■ Dataset rows ■
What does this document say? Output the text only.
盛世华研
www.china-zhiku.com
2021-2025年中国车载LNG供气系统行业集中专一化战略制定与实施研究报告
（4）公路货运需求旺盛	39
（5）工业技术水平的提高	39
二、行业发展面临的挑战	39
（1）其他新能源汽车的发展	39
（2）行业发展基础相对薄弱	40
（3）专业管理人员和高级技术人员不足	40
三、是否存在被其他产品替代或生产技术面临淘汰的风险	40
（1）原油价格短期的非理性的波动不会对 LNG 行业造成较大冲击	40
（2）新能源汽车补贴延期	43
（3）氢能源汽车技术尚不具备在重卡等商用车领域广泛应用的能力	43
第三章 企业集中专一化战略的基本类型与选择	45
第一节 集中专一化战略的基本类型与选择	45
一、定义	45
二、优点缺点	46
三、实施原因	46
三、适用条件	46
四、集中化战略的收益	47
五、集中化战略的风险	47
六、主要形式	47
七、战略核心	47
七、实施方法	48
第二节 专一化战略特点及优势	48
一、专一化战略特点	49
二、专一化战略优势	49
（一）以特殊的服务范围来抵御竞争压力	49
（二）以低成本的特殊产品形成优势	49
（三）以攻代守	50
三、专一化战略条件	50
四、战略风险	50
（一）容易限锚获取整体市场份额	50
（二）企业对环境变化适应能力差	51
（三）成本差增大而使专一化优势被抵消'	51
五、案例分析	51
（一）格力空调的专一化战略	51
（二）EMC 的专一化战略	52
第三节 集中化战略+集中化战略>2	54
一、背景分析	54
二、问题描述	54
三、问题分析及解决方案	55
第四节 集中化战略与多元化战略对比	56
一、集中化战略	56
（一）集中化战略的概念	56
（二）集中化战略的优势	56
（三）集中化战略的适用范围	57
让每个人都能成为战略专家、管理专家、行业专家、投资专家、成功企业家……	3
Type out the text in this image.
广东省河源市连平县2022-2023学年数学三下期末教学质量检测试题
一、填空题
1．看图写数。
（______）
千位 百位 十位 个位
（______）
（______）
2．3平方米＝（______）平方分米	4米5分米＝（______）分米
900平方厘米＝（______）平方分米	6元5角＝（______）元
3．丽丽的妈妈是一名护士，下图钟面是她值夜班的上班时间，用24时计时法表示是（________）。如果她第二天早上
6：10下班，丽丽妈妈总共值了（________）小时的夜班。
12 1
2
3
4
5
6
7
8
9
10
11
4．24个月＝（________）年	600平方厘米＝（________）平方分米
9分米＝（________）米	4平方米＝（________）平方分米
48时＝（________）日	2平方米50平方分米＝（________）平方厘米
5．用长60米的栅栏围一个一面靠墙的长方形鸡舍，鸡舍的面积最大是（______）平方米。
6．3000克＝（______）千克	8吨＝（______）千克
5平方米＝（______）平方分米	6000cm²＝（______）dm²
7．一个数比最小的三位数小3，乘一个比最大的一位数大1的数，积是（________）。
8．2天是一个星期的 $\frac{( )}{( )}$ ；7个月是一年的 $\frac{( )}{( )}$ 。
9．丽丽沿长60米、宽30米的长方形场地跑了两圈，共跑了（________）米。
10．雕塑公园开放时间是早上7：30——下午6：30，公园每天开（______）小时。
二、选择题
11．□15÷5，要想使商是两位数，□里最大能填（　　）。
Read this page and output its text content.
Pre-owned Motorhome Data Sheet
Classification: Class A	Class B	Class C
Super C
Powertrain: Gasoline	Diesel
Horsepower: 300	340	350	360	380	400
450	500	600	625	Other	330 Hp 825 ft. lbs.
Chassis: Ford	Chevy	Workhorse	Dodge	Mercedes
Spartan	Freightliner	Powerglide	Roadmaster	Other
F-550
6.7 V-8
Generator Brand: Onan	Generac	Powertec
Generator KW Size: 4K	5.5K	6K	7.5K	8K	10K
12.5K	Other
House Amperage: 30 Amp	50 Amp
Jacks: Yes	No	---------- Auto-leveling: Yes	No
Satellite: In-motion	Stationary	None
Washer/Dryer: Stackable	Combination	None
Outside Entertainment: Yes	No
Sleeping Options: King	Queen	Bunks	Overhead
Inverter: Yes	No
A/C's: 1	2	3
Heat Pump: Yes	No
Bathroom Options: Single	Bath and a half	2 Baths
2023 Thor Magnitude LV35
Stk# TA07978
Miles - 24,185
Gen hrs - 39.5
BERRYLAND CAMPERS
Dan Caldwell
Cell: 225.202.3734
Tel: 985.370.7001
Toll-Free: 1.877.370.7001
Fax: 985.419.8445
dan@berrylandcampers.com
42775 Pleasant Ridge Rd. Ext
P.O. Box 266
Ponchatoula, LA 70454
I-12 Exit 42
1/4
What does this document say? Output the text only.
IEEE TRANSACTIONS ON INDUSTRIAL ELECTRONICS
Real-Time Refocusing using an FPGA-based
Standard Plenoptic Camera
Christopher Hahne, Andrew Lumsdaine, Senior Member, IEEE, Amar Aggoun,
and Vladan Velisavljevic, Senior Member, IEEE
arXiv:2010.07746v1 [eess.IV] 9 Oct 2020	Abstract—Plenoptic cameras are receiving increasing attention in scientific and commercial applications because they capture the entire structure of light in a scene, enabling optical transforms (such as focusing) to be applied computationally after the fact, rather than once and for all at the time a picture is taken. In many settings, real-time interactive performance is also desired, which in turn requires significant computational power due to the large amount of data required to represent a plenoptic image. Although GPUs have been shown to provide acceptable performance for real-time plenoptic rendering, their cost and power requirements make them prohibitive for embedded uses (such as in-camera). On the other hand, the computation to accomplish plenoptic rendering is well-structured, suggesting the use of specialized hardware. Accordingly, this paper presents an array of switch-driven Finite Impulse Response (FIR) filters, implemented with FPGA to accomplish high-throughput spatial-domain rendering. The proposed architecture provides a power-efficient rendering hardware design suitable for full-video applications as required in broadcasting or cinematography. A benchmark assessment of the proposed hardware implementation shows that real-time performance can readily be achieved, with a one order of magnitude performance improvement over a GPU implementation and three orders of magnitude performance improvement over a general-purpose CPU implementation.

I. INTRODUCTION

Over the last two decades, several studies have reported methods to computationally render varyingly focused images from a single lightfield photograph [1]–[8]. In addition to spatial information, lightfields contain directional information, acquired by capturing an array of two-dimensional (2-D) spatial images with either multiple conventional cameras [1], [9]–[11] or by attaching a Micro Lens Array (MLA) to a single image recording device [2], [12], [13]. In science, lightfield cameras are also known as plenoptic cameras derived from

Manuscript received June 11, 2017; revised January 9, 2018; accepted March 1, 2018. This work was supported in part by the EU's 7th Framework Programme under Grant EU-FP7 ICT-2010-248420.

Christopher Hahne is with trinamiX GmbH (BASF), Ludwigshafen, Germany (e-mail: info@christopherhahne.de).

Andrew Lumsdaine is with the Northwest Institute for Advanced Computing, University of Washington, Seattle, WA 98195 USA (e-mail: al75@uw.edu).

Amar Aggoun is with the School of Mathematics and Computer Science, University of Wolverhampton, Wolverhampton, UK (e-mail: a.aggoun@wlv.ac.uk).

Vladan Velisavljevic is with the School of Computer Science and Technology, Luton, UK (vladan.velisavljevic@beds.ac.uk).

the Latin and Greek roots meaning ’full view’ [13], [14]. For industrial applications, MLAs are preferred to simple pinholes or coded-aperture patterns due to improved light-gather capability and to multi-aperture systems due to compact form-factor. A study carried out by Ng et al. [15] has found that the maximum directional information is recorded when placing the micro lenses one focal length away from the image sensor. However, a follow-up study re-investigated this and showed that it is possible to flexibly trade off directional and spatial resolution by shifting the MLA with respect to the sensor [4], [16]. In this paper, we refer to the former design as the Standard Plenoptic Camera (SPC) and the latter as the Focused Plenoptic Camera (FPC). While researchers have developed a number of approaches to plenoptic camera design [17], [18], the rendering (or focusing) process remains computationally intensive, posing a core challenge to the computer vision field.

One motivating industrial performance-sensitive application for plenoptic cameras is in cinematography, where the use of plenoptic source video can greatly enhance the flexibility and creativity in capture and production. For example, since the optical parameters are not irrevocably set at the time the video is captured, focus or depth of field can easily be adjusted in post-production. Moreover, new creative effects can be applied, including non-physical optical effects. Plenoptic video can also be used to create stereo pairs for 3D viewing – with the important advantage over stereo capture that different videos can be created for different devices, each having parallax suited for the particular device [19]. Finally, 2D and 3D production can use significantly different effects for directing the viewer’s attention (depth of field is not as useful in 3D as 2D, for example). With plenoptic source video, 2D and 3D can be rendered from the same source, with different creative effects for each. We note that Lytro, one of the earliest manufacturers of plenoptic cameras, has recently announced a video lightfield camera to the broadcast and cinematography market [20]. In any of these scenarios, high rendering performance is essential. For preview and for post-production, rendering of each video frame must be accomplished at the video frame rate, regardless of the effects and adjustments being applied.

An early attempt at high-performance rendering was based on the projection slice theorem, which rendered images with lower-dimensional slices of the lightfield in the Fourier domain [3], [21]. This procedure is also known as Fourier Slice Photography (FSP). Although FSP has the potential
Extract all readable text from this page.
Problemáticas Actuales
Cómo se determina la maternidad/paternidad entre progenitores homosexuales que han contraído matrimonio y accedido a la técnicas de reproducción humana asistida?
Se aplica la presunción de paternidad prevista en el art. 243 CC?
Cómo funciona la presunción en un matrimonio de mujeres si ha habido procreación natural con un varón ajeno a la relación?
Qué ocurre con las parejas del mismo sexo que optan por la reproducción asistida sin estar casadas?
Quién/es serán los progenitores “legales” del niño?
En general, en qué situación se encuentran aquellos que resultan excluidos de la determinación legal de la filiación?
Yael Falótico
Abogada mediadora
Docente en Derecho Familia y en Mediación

■ Written task ■
In the lines above, locate the string "Cómo". Copy every line where it occurs.

■ Answer to this problem ■
Cómo se determina la maternidad/paternidad entre progenitores homosexuales que han contraído matrimonio y accedido a la técnicas de reproducción humana asistida?
Cómo funciona la presunción en un matrimonio de mujeres si ha habido procreación natural con un varón ajeno a la relación?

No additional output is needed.